### EXERCISE
Gather all lines in the entries that include the word "Notario".

### MATERIAL PROVIDED
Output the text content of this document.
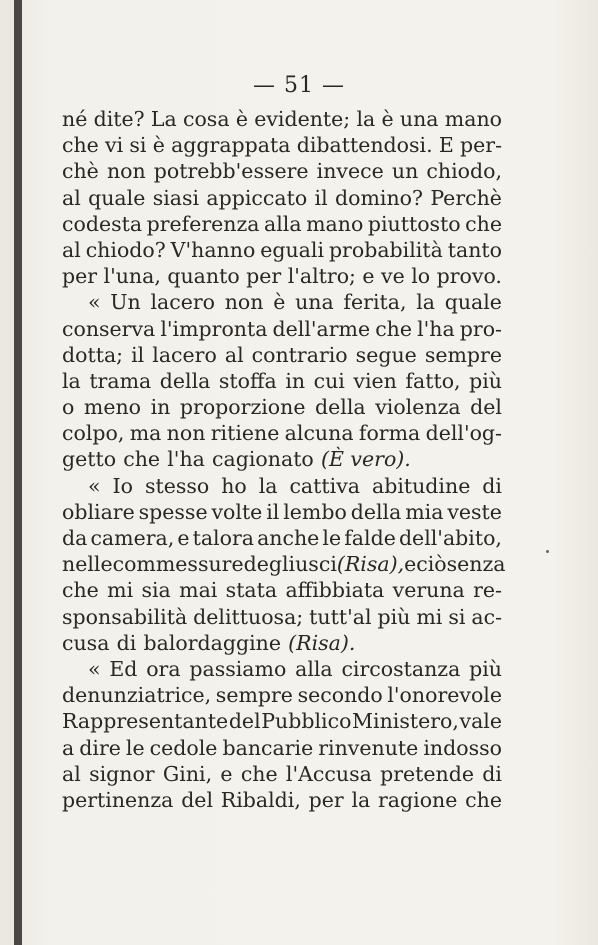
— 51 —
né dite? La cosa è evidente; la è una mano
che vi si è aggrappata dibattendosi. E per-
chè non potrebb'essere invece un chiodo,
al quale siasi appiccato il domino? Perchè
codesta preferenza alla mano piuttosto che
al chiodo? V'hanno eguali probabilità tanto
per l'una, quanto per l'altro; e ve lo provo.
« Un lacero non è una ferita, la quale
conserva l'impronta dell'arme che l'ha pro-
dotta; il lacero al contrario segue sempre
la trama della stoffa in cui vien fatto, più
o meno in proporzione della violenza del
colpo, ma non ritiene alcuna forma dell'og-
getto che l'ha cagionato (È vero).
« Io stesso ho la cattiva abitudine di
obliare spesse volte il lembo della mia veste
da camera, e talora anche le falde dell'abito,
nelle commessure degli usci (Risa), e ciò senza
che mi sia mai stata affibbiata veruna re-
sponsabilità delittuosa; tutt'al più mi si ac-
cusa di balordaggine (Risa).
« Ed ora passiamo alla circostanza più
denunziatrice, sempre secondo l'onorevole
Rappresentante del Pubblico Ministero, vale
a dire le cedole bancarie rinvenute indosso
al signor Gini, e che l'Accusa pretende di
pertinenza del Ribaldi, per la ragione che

* * *

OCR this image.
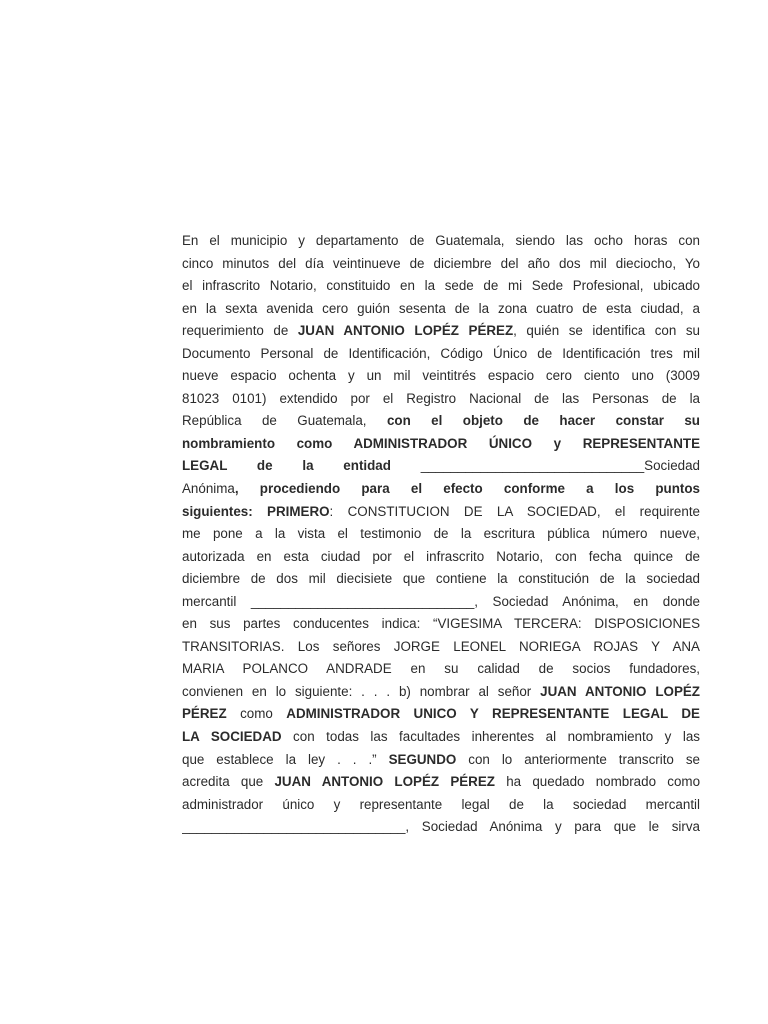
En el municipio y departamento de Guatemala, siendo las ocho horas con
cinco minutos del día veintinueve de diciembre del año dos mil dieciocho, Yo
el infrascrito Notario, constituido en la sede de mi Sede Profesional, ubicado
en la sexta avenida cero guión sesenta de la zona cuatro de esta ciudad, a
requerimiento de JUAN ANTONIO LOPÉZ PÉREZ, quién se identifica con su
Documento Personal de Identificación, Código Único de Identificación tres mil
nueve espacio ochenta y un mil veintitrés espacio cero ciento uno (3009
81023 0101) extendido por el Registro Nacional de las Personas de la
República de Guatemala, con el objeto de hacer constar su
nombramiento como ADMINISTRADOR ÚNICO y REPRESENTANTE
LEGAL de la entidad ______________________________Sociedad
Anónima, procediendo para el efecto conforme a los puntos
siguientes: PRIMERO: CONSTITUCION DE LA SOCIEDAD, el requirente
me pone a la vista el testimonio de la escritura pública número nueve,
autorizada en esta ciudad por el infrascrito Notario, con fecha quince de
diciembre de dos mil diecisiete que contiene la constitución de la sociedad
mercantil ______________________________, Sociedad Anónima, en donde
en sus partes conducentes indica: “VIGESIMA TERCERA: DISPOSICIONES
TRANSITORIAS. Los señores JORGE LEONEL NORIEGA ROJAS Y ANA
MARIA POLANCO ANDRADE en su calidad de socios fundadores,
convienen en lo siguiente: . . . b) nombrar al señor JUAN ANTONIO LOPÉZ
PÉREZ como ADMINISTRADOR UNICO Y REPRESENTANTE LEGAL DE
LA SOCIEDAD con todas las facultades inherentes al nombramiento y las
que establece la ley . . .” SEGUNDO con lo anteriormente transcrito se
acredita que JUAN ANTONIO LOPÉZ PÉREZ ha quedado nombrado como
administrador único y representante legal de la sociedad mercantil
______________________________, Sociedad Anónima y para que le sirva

### SOLUTION FOR THIS EXERCISE
el infrascrito Notario, constituido en la sede de mi Sede Profesional, ubicado
autorizada en esta ciudad por el infrascrito Notario, con fecha quince de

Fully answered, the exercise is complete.